Start
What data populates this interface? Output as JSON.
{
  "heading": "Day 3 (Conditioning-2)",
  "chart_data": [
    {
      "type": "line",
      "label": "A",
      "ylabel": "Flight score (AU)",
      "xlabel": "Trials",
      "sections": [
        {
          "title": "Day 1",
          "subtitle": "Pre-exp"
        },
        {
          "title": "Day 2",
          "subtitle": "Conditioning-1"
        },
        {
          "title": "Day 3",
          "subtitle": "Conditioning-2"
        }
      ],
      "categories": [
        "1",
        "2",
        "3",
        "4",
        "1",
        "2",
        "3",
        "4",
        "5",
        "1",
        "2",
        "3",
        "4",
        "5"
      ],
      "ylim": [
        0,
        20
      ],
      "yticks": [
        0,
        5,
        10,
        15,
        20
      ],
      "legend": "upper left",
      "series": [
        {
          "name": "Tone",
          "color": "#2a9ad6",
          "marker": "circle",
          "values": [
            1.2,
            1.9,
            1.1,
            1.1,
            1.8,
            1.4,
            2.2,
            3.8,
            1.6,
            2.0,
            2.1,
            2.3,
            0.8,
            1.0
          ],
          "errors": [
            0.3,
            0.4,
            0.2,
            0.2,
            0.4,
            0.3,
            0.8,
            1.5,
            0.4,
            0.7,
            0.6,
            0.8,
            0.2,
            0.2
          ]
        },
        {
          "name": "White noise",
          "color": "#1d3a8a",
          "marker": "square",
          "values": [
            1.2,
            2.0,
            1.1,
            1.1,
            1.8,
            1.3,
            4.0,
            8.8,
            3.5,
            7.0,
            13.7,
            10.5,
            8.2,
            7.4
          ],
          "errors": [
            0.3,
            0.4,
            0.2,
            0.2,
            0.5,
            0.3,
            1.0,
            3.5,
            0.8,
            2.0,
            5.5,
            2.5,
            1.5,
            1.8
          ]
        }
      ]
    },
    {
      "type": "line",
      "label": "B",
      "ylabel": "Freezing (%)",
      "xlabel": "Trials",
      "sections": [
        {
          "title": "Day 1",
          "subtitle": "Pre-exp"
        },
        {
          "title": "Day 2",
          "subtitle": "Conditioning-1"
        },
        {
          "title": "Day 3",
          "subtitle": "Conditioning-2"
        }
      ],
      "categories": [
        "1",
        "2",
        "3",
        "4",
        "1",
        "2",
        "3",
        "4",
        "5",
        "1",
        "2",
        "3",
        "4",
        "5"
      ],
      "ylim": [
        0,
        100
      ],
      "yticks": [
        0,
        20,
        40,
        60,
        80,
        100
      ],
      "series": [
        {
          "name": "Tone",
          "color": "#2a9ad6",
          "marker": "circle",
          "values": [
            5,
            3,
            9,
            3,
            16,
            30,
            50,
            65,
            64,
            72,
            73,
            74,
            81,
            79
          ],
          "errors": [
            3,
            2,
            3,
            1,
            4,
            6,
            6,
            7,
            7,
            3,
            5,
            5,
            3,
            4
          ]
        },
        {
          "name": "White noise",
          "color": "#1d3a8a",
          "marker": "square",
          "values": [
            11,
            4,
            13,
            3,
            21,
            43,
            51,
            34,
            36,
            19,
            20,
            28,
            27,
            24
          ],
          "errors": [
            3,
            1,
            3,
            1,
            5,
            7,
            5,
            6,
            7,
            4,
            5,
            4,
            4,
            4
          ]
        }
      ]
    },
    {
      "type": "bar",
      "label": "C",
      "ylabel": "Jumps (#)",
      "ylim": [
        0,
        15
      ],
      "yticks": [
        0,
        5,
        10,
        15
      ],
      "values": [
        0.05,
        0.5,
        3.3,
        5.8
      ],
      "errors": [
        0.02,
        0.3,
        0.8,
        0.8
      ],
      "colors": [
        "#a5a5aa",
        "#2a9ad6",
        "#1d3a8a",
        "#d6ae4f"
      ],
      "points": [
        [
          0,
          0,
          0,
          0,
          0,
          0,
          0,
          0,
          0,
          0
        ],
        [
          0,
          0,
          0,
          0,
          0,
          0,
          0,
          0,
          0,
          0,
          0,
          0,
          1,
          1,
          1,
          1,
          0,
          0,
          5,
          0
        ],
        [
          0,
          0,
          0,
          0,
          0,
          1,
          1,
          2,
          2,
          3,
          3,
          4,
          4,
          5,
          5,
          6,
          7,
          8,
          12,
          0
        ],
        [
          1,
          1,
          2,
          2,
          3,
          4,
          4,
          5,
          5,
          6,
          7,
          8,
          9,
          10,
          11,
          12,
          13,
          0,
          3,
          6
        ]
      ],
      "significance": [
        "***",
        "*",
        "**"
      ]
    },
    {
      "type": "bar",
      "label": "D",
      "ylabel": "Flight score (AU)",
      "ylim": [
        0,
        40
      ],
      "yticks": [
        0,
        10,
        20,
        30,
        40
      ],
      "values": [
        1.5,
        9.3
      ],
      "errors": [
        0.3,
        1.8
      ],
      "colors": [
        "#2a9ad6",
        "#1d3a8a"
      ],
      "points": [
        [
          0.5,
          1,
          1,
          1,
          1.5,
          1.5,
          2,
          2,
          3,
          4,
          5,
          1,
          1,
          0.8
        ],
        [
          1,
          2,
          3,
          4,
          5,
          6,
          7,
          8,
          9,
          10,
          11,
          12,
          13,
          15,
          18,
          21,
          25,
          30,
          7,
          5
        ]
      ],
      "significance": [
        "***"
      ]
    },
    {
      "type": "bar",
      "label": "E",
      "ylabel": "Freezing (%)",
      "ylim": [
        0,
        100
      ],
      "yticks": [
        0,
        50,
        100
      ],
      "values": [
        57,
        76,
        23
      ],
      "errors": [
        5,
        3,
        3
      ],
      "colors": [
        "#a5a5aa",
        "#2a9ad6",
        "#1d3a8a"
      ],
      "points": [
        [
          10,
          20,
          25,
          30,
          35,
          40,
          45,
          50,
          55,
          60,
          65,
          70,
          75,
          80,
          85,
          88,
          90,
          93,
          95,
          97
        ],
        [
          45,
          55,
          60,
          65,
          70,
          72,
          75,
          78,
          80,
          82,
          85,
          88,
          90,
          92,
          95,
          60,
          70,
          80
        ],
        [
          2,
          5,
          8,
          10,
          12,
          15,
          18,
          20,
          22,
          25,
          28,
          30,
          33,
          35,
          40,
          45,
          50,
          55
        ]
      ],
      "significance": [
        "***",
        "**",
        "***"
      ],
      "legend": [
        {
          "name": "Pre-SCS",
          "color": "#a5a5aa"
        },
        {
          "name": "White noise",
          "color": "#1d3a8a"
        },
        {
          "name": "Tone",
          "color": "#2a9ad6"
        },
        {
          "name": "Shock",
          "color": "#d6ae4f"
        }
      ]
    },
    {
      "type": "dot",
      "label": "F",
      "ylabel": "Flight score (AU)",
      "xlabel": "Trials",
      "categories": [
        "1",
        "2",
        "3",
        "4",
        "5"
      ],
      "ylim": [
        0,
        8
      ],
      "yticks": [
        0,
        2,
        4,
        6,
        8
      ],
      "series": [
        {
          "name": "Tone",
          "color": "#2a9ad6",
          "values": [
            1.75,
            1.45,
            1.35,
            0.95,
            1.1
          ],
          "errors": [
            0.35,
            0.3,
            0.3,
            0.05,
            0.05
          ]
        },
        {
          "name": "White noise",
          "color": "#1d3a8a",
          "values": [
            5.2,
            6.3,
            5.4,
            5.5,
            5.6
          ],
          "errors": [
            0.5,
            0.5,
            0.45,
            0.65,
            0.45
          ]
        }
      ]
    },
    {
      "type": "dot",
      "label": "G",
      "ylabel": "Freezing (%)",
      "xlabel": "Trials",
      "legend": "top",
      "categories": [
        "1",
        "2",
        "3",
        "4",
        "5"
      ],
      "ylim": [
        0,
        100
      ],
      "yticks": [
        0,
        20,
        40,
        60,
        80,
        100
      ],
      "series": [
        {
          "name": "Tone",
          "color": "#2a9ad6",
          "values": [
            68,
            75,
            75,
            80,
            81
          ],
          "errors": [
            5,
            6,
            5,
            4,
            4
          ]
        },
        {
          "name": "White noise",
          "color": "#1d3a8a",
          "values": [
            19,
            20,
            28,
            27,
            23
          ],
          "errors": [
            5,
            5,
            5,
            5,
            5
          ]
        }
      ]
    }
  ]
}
End
WRITTEN EXERCISE: Where a line of the records above holds the word "legend", copy that line.

TASK OUTPUT:
      "legend": "upper left",
      "legend": [
      "legend": "top",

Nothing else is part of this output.